— Start Data listing —
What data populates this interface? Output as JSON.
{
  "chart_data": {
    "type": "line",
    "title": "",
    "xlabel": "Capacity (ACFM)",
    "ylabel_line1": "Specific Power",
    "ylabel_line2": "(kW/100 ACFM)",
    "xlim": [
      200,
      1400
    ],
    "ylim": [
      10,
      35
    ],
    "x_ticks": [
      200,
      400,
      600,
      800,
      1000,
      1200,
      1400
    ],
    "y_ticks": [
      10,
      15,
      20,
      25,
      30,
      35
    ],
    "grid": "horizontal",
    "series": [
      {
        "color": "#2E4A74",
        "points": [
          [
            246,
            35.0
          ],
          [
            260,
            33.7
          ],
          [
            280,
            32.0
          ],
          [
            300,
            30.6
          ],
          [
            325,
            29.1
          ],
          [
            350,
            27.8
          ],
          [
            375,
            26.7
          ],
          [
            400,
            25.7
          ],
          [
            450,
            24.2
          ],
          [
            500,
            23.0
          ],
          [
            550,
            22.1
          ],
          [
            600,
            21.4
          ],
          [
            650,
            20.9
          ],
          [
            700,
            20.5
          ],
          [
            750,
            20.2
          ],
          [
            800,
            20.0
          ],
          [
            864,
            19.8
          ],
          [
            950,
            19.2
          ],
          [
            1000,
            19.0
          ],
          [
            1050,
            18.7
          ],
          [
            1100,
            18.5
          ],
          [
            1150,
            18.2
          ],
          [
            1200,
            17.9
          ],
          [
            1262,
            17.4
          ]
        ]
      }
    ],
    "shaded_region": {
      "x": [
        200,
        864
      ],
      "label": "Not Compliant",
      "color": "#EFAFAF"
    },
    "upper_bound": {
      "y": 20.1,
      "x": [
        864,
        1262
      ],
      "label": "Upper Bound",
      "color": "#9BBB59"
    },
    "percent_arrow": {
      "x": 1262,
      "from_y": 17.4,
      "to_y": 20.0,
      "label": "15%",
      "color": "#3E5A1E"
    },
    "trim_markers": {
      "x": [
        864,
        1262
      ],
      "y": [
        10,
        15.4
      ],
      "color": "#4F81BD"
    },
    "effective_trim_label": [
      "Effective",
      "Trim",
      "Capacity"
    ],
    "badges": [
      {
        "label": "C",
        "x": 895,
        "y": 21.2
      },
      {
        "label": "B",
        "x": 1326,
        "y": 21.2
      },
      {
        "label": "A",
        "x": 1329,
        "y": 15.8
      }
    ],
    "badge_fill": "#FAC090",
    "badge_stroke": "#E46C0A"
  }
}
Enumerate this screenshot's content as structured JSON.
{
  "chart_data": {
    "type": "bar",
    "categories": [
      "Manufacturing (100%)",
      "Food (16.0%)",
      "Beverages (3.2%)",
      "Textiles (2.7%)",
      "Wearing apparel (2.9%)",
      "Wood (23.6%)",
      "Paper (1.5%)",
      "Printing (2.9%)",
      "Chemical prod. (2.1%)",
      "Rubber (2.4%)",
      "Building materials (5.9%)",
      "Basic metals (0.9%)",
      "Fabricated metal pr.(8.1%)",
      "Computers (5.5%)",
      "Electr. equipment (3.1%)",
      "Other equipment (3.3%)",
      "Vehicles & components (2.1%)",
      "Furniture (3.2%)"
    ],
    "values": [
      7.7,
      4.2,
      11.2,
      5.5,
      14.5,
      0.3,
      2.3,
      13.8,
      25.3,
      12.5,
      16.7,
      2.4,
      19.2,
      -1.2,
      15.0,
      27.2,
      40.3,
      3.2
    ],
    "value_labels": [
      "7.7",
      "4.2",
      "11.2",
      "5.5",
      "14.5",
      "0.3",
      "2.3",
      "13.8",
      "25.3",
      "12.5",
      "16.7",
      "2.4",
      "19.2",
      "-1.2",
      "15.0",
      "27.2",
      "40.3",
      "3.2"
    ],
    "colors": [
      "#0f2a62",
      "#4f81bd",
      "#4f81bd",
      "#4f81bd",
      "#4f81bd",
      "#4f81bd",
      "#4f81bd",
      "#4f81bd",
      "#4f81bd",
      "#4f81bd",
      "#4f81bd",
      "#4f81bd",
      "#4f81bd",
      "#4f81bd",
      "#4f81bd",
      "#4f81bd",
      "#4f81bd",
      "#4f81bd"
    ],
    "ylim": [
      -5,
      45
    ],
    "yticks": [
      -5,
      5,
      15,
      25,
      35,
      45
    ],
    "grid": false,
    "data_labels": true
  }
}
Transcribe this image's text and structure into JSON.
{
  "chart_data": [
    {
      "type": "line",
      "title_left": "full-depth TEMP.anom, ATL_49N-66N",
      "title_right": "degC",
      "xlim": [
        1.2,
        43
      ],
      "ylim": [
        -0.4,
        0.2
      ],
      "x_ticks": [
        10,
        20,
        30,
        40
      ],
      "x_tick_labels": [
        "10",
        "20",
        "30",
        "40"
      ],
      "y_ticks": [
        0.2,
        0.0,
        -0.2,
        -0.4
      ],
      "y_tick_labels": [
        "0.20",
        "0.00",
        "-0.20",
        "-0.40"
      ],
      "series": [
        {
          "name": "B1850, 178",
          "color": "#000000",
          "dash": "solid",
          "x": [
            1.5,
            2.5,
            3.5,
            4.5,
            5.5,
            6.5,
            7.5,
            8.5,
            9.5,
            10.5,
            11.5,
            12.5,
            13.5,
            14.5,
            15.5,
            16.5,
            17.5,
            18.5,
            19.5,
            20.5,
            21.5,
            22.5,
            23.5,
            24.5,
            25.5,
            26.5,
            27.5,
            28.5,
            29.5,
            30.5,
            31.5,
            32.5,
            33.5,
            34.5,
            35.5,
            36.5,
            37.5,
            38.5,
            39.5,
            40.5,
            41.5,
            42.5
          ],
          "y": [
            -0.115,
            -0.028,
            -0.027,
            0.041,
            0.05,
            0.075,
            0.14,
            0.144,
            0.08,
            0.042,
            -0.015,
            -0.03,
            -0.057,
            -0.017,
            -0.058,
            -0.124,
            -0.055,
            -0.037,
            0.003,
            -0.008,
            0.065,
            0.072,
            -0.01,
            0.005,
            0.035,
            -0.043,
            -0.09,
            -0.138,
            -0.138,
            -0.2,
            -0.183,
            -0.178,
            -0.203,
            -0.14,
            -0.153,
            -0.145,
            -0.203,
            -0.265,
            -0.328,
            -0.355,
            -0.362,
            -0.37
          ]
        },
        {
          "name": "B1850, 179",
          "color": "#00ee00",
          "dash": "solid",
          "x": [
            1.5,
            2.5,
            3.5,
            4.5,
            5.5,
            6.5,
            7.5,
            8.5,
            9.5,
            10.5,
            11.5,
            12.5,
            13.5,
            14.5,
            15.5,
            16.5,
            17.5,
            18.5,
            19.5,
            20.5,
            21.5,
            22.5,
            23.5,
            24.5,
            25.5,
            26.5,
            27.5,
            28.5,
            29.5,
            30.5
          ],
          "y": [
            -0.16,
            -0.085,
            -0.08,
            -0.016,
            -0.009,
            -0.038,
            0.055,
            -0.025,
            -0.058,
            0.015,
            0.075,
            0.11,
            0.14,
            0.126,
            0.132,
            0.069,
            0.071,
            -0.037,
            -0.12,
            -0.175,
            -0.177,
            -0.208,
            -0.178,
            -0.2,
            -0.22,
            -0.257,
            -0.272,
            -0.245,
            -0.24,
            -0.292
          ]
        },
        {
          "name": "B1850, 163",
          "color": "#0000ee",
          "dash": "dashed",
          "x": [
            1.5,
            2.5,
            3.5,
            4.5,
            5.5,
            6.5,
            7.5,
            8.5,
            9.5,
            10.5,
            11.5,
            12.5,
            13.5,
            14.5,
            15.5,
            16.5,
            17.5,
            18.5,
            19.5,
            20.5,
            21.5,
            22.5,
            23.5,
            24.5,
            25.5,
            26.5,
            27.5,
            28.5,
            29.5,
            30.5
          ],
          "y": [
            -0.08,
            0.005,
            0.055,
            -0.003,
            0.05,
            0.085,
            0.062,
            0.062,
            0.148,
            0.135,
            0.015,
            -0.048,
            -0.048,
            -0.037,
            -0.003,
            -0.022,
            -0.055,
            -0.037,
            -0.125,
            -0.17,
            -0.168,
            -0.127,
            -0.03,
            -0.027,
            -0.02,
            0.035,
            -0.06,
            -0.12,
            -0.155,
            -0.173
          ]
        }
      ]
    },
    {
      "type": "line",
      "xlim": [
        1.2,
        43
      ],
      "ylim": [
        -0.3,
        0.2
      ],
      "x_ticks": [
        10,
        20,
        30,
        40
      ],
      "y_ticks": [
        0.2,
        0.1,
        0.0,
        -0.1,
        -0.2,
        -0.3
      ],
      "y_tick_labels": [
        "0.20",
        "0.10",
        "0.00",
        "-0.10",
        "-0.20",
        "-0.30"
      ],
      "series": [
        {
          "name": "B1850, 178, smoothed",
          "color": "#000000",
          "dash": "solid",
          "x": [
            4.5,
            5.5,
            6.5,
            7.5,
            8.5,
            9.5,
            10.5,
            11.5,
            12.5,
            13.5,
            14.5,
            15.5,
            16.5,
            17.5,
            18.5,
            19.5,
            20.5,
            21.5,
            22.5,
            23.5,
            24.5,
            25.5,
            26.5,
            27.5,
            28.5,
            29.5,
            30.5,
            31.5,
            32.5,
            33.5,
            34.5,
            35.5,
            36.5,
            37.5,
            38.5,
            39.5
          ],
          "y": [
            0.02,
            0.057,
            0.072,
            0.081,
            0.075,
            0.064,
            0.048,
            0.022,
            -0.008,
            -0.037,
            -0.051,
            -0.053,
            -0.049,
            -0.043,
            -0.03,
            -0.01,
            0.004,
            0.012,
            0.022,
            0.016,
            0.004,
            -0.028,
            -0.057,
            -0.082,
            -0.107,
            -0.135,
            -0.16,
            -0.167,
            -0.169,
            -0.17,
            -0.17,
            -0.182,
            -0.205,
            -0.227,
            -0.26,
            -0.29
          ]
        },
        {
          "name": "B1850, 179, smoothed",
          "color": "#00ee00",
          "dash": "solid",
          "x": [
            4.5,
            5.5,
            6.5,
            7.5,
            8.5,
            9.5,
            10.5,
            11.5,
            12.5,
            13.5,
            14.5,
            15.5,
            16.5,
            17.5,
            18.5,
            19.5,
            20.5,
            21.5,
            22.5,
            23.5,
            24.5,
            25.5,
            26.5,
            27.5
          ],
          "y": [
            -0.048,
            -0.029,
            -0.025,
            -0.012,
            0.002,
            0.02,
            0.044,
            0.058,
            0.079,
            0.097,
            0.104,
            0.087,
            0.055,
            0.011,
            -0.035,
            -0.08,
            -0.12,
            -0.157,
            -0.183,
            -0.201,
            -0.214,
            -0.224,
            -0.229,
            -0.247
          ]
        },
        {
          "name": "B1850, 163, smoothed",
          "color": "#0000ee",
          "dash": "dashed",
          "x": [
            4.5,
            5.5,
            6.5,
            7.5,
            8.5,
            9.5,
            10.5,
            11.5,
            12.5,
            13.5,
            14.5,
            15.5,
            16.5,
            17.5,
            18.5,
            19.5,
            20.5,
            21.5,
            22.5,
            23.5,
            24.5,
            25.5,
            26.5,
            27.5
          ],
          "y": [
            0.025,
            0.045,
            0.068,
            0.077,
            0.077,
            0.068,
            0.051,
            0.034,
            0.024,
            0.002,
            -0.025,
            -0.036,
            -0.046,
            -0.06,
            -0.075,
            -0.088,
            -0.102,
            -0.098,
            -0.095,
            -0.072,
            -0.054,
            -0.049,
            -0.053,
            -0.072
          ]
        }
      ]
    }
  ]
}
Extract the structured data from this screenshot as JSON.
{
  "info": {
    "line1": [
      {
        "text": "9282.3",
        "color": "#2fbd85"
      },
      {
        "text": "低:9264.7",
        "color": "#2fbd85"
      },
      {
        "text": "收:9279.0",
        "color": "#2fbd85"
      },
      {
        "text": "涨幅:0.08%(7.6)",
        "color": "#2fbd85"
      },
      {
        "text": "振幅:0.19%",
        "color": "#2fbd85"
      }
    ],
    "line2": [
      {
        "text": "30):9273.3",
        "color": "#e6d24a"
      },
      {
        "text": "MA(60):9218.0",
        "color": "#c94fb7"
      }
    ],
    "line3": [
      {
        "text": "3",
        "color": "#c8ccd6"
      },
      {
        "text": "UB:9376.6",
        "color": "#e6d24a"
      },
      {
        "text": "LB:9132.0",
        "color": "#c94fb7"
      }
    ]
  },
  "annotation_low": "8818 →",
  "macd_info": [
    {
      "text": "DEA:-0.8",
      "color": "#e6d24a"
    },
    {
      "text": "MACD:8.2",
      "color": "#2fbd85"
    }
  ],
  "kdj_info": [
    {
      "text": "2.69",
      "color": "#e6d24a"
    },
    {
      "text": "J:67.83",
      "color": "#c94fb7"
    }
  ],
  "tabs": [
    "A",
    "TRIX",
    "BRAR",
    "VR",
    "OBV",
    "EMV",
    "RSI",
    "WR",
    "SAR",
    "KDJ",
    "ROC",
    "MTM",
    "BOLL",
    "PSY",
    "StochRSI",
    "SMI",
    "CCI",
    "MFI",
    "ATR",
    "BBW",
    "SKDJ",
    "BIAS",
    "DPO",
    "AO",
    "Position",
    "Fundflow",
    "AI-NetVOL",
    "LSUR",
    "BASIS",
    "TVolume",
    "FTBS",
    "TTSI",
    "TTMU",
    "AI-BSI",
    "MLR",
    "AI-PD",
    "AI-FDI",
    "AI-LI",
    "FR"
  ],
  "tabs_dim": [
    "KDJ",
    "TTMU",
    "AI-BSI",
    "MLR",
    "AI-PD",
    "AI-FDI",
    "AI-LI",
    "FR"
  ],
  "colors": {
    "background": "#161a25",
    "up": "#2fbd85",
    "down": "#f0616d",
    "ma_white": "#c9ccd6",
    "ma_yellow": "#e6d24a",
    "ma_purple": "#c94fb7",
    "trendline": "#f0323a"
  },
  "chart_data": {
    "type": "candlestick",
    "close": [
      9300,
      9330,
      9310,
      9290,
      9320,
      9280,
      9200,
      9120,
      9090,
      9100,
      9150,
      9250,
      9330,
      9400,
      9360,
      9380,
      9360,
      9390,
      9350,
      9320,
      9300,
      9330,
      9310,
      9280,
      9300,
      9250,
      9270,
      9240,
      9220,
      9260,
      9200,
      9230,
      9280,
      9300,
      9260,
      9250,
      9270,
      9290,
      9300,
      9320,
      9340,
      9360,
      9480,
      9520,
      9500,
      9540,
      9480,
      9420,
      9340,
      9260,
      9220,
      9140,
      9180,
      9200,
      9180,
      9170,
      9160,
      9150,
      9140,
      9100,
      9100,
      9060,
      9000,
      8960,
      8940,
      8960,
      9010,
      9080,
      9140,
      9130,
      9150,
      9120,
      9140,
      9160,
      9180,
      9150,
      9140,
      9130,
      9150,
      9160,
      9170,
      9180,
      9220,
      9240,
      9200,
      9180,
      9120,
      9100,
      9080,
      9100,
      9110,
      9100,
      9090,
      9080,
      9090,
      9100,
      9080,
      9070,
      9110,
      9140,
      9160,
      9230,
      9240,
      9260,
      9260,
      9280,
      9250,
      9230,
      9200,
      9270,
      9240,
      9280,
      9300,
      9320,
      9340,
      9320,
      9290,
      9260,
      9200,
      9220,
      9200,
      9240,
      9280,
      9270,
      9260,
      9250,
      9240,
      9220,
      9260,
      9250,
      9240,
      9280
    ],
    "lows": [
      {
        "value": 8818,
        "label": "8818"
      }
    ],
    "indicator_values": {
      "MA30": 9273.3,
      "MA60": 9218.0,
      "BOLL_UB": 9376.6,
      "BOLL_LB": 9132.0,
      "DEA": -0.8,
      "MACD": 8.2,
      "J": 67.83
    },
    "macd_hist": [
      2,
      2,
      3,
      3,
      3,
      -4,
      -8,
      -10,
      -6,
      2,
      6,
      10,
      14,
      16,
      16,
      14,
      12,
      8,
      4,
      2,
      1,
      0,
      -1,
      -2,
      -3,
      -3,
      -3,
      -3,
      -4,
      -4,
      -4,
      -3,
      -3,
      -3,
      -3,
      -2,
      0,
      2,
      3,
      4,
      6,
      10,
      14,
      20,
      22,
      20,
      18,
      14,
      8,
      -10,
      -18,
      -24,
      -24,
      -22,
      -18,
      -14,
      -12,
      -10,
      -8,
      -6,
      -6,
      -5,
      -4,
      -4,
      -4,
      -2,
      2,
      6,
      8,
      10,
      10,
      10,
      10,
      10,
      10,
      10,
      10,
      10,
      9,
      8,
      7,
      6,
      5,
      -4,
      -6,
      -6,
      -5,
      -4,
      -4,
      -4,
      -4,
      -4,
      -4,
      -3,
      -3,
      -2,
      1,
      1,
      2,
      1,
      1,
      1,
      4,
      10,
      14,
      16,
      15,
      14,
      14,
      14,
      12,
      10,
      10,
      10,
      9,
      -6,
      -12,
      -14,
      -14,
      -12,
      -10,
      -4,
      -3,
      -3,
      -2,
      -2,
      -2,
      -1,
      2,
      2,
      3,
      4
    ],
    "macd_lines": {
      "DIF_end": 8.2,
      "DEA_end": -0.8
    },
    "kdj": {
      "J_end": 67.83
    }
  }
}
— End Data listing —
*Written exercise*.
Show all lines above holding "screenshot".

*Response to this task*.
Enumerate this screenshot's content as structured JSON.
Extract the structured data from this screenshot as JSON.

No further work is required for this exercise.